Find the lines that contain the word "which" and copy each one.

A block of data
++++++++++++++++++++
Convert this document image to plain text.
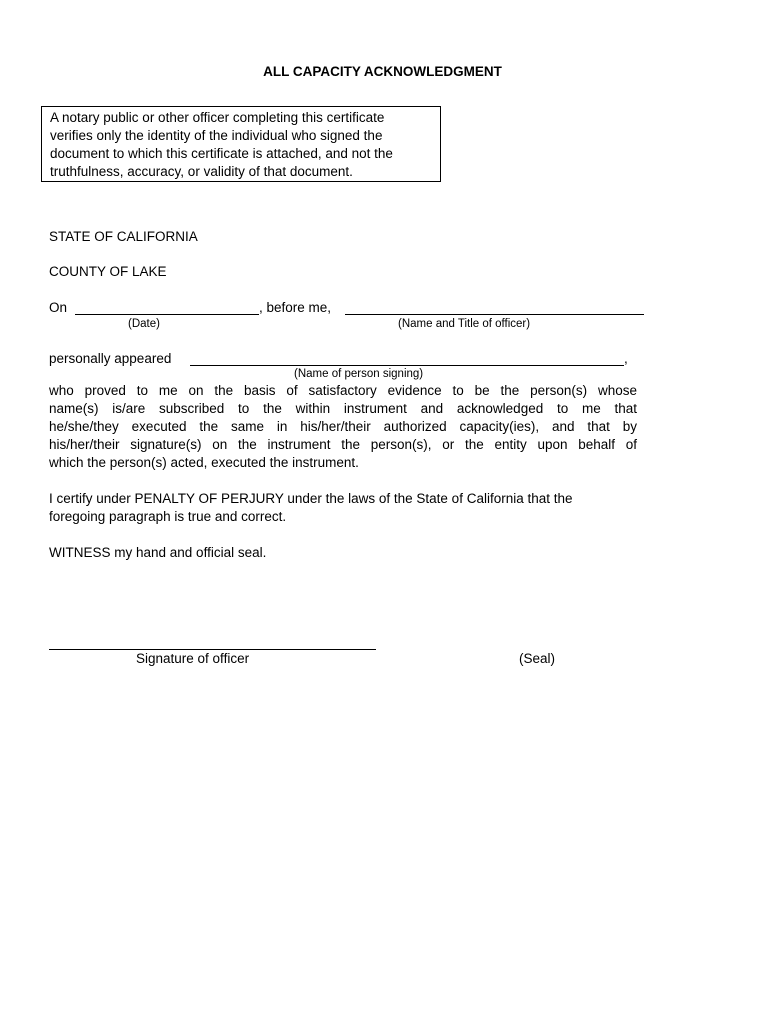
ALL CAPACITY ACKNOWLEDGMENT
A notary public or other officer completing this certificate
verifies only the identity of the individual who signed the
document to which this certificate is attached, and not the
truthfulness, accuracy, or validity of that document.
STATE OF CALIFORNIA
COUNTY OF LAKE
On	, before me,
(Date)	(Name and Title of officer)
personally appeared	,
(Name of person signing)
who proved to me on the basis of satisfactory evidence to be the person(s) whose
name(s) is/are subscribed to the within instrument and acknowledged to me that
he/she/they executed the same in his/her/their authorized capacity(ies), and that by
his/her/their signature(s) on the instrument the person(s), or the entity upon behalf of
which the person(s) acted, executed the instrument.
I certify under PENALTY OF PERJURY under the laws of the State of California that the
foregoing paragraph is true and correct.
WITNESS my hand and official seal.
Signature of officer	(Seal)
++++++++++++++++++++
RESULT OF THIS TASK
document to which this certificate is attached, and not the
which the person(s) acted, executed the instrument.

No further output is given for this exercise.